[Exercise] The records underneath are to be repeated exactly, with the pictures left out.

══════════════════════════════

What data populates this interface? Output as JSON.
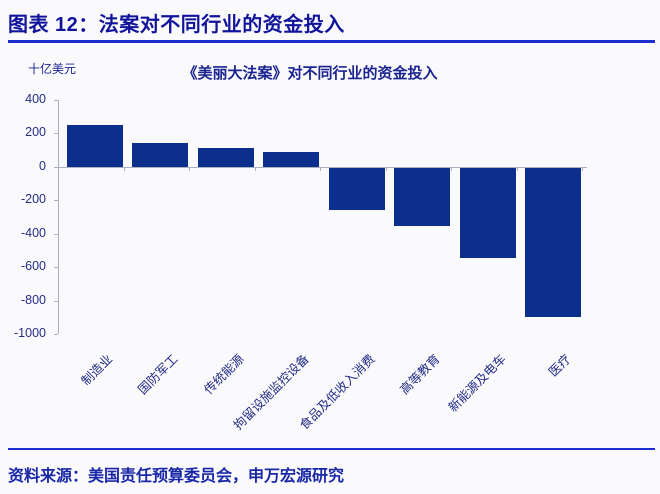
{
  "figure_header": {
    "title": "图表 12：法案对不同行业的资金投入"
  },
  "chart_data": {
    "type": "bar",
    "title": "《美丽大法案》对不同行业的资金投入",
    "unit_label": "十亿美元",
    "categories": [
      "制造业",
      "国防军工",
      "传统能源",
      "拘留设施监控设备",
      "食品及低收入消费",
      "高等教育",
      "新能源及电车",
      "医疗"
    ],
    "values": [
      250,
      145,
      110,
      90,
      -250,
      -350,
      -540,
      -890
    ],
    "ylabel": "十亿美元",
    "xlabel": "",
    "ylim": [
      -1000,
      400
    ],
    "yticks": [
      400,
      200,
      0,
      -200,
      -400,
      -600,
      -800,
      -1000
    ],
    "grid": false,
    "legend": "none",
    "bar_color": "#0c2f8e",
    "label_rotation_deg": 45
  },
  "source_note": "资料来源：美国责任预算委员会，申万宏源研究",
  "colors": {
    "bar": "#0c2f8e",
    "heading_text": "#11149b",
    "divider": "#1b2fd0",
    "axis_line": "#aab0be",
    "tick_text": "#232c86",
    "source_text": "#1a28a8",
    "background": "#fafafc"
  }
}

══════════════════════════════

[Solution for this problem]
What data populates this interface? Output as JSON.
{
  "figure_header": {
    "title": "图表 12：法案对不同行业的资金投入"
  },
  "chart_data": {
    "type": "bar",
    "title": "《美丽大法案》对不同行业的资金投入",
    "unit_label": "十亿美元",
    "categories": [
      "制造业",
      "国防军工",
      "传统能源",
      "拘留设施监控设备",
      "食品及低收入消费",
      "高等教育",
      "新能源及电车",
      "医疗"
    ],
    "values": [
      250,
      145,
      110,
      90,
      -250,
      -350,
      -540,
      -890
    ],
    "ylabel": "十亿美元",
    "xlabel": "",
    "ylim": [
      -1000,
      400
    ],
    "yticks": [
      400,
      200,
      0,
      -200,
      -400,
      -600,
      -800,
      -1000
    ],
    "grid": false,
    "legend": "none",
    "bar_color": "#0c2f8e",
    "label_rotation_deg": 45
  },
  "source_note": "资料来源：美国责任预算委员会，申万宏源研究",
  "colors": {
    "bar": "#0c2f8e",
    "heading_text": "#11149b",
    "divider": "#1b2fd0",
    "axis_line": "#aab0be",
    "tick_text": "#232c86",
    "source_text": "#1a28a8",
    "background": "#fafafc"
  }
}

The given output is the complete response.